→ **Given data**:
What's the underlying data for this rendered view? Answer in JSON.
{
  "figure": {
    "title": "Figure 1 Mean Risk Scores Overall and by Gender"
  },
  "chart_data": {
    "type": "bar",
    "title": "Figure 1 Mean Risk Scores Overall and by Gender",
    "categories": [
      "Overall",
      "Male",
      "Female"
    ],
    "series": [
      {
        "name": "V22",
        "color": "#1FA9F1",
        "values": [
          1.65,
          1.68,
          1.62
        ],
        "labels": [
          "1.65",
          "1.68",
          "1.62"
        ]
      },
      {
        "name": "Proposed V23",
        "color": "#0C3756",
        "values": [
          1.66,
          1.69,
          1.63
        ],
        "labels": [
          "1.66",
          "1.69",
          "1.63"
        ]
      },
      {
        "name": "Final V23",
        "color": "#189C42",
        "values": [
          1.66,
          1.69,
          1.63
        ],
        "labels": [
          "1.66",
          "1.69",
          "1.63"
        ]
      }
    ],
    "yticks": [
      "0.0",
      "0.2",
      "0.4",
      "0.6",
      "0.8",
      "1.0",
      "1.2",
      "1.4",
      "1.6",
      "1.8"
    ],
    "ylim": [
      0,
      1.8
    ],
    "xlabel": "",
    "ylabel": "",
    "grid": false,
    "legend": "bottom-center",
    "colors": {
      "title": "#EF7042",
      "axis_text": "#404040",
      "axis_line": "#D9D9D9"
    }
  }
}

...

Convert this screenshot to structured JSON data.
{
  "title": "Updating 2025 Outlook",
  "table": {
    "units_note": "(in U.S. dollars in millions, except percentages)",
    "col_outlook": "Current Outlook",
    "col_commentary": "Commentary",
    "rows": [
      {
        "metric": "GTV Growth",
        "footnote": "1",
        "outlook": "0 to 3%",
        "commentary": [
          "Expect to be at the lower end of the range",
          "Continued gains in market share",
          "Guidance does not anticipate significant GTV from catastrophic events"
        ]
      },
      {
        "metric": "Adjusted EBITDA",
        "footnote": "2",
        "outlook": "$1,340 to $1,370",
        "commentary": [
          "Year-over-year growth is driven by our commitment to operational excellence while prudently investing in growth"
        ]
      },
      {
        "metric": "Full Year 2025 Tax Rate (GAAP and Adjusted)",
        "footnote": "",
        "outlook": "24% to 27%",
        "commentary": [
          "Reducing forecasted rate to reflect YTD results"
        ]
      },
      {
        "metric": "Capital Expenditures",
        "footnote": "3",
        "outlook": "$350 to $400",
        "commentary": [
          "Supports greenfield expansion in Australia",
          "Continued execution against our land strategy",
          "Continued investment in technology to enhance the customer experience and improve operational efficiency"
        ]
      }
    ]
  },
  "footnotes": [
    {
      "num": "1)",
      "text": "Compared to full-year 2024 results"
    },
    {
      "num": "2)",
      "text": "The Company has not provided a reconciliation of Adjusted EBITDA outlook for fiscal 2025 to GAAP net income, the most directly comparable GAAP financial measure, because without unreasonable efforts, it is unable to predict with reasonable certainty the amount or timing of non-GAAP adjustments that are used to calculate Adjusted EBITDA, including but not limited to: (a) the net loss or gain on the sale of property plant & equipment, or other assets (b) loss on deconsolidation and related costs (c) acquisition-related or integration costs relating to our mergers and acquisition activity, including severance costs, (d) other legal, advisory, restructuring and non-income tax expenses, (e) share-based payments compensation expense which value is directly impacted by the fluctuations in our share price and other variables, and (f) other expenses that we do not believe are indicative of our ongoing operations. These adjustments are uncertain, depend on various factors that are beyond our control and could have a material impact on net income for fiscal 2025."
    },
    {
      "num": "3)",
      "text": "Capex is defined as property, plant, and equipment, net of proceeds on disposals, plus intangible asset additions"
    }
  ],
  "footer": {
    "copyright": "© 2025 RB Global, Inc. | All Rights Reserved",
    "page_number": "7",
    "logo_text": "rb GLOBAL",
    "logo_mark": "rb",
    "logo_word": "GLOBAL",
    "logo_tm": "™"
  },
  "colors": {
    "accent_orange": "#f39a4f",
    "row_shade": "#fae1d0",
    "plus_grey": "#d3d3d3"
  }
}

→ **Instruction**: Look through the data above. Copy every line with the string "GAAP" in it.

→ **Written solution**:
        "metric": "Full Year 2025 Tax Rate (GAAP and Adjusted)",
      "text": "The Company has not provided a reconciliation of Adjusted EBITDA outlook for fiscal 2025 to GAAP net income, the most directly comparable GAAP financial measure, because without unreasonable efforts, it is unable to predict with reasonable certainty the amount or timing of non-GAAP adjustments that are used to calculate Adjusted EBITDA, including but not limited to: (a) the net loss or gain on the sale of property plant & equipment, or other assets (b) loss on deconsolidation and related costs (c) acquisition-related or integration costs relating to our mergers and acquisition activity, including severance costs, (d) other legal, advisory, restructuring and non-income tax expenses, (e) share-based payments compensation expense which value is directly impacted by the fluctuations in our share price and other variables, and (f) other expenses that we do not believe are indicative of our ongoing operations. These adjustments are uncertain, depend on various factors that are beyond our control and could have a material impact on net income for fiscal 2025."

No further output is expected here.